Provided entries
──────

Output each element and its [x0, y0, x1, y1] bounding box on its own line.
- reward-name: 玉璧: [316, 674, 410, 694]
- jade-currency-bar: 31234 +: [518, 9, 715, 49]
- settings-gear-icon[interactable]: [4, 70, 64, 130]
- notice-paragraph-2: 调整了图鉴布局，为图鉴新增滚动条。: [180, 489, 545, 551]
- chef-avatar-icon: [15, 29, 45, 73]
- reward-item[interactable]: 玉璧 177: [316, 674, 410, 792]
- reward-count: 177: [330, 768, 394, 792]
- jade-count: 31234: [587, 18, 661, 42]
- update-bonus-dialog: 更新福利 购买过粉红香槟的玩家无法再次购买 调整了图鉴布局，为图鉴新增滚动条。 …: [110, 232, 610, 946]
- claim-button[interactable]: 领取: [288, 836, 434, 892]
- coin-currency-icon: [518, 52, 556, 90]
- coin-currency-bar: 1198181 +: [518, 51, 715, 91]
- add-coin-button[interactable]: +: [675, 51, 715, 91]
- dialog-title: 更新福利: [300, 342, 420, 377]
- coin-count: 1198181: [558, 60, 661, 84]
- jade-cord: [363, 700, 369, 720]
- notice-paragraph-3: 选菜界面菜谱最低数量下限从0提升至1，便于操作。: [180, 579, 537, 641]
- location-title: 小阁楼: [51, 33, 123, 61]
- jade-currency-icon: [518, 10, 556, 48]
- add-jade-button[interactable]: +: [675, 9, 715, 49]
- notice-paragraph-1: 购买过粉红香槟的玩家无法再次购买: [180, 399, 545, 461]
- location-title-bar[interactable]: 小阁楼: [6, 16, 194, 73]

──────

Required task
Can you transcribe the listing word for word, from its first line through the line containing "- settings-gear-icon[interactable]: [4, 70, 64, 130]", with both of those lines included?

Solution to this problem
Output each element and its [x0, y0, x1, y1] bounding box on its own line.
- reward-name: 玉璧: [316, 674, 410, 694]
- jade-currency-bar: 31234 +: [518, 9, 715, 49]
- settings-gear-icon[interactable]: [4, 70, 64, 130]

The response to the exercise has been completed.